WHAT YOU ARE ASKED TO DO >>
All of the data should be repeated exactly; pictures are not part of the copy.

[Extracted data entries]

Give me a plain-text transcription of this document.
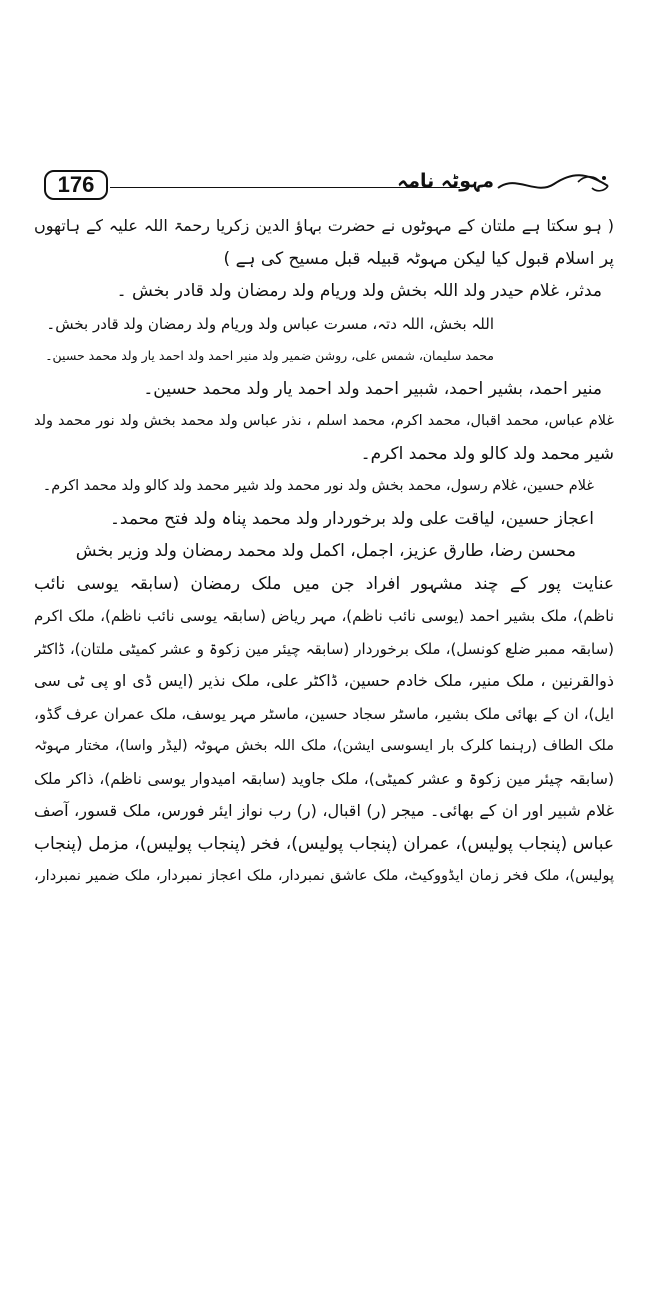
176	مہوٹہ نامہ
( ہو سکتا ہے ملتان کے مہوٹوں نے حضرت بہاؤ الدین زکریا رحمۃ اللہ علیہ کے ہاتھوں
پر اسلام قبول کیا لیکن مہوٹہ قبیلہ قبل مسیح کی ہے )
مدثر، غلام حیدر ولد اللہ بخش ولد وریام ولد رمضان ولد قادر بخش ۔
اللہ بخش، اللہ دتہ، مسرت عباس ولد وریام ولد رمضان ولد قادر بخش۔
محمد سلیمان، شمس علی، روشن ضمیر ولد منیر احمد ولد احمد یار ولد محمد حسین۔
منیر احمد، بشیر احمد، شبیر احمد ولد احمد یار ولد محمد حسین۔
غلام عباس، محمد اقبال، محمد اکرم، محمد اسلم ، نذر عباس ولد محمد بخش ولد نور محمد ولد
شیر محمد ولد کالو ولد محمد اکرم۔
غلام حسین، غلام رسول، محمد بخش ولد نور محمد ولد شیر محمد ولد کالو ولد محمد اکرم۔
اعجاز حسین، لیاقت علی ولد برخوردار ولد محمد پناہ ولد فتح محمد۔
محسن رضا، طارق عزیز، اجمل، اکمل ولد محمد رمضان ولد وزیر بخش
عنایت پور کے چند مشہور افراد جن میں ملک رمضان (سابقہ یوسی نائب
ناظم)، ملک بشیر احمد (یوسی نائب ناظم)، مہر ریاض (سابقہ یوسی نائب ناظم)، ملک اکرم
(سابقہ ممبر ضلع کونسل)، ملک برخوردار (سابقہ چیئر مین زکوۃ و عشر کمیٹی ملتان)، ڈاکٹر
ذوالقرنین ، ملک منیر، ملک خادم حسین، ڈاکٹر علی، ملک نذیر (ایس ڈی او پی ٹی سی
ایل)، ان کے بھائی ملک بشیر، ماسٹر سجاد حسین، ماسٹر مہر یوسف، ملک عمران عرف گڈو،
ملک الطاف (رہنما کلرک بار ایسوسی ایشن)، ملک اللہ بخش مہوٹہ (لیڈر واسا)، مختار مہوٹہ
(سابقہ چیئر مین زکوۃ و عشر کمیٹی)، ملک جاوید (سابقہ امیدوار یوسی ناظم)، ذاکر ملک
غلام شبیر اور ان کے بھائی۔ میجر (ر) اقبال، (ر) رب نواز ایئر فورس، ملک قسور، آصف
عباس (پنجاب پولیس)، عمران (پنجاب پولیس)، فخر (پنجاب پولیس)، مزمل (پنجاب
پولیس)، ملک فخر زمان ایڈووکیٹ، ملک عاشق نمبردار، ملک اعجاز نمبردار، ملک ضمیر نمبردار،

SOLUTION FOR THIS PROBLEM >>
Give me a plain-text transcription of this document.
176	مہوٹہ نامہ
( ہو سکتا ہے ملتان کے مہوٹوں نے حضرت بہاؤ الدین زکریا رحمۃ اللہ علیہ کے ہاتھوں
پر اسلام قبول کیا لیکن مہوٹہ قبیلہ قبل مسیح کی ہے )
مدثر، غلام حیدر ولد اللہ بخش ولد وریام ولد رمضان ولد قادر بخش ۔
اللہ بخش، اللہ دتہ، مسرت عباس ولد وریام ولد رمضان ولد قادر بخش۔
محمد سلیمان، شمس علی، روشن ضمیر ولد منیر احمد ولد احمد یار ولد محمد حسین۔
منیر احمد، بشیر احمد، شبیر احمد ولد احمد یار ولد محمد حسین۔
غلام عباس، محمد اقبال، محمد اکرم، محمد اسلم ، نذر عباس ولد محمد بخش ولد نور محمد ولد
شیر محمد ولد کالو ولد محمد اکرم۔
غلام حسین، غلام رسول، محمد بخش ولد نور محمد ولد شیر محمد ولد کالو ولد محمد اکرم۔
اعجاز حسین، لیاقت علی ولد برخوردار ولد محمد پناہ ولد فتح محمد۔
محسن رضا، طارق عزیز، اجمل، اکمل ولد محمد رمضان ولد وزیر بخش
عنایت پور کے چند مشہور افراد جن میں ملک رمضان (سابقہ یوسی نائب
ناظم)، ملک بشیر احمد (یوسی نائب ناظم)، مہر ریاض (سابقہ یوسی نائب ناظم)، ملک اکرم
(سابقہ ممبر ضلع کونسل)، ملک برخوردار (سابقہ چیئر مین زکوۃ و عشر کمیٹی ملتان)، ڈاکٹر
ذوالقرنین ، ملک منیر، ملک خادم حسین، ڈاکٹر علی، ملک نذیر (ایس ڈی او پی ٹی سی
ایل)، ان کے بھائی ملک بشیر، ماسٹر سجاد حسین، ماسٹر مہر یوسف، ملک عمران عرف گڈو،
ملک الطاف (رہنما کلرک بار ایسوسی ایشن)، ملک اللہ بخش مہوٹہ (لیڈر واسا)، مختار مہوٹہ
(سابقہ چیئر مین زکوۃ و عشر کمیٹی)، ملک جاوید (سابقہ امیدوار یوسی ناظم)، ذاکر ملک
غلام شبیر اور ان کے بھائی۔ میجر (ر) اقبال، (ر) رب نواز ایئر فورس، ملک قسور، آصف
عباس (پنجاب پولیس)، عمران (پنجاب پولیس)، فخر (پنجاب پولیس)، مزمل (پنجاب
پولیس)، ملک فخر زمان ایڈووکیٹ، ملک عاشق نمبردار، ملک اعجاز نمبردار، ملک ضمیر نمبردار،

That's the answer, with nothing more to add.